__To do__
Records follow. Pull out every line that contains "What".

Stored records:
============
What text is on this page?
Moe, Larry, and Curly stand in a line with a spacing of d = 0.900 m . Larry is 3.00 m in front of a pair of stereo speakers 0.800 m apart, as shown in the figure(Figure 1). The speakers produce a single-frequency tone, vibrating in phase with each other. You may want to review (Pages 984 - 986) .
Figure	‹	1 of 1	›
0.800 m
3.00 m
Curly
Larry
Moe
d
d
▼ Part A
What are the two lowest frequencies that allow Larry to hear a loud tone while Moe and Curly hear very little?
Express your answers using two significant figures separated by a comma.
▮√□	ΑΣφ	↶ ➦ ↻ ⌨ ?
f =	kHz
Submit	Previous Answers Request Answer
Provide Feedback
============
__Result__
What text is on this page?
What are the two lowest frequencies that allow Larry to hear a loud tone while Moe and Curly hear very little?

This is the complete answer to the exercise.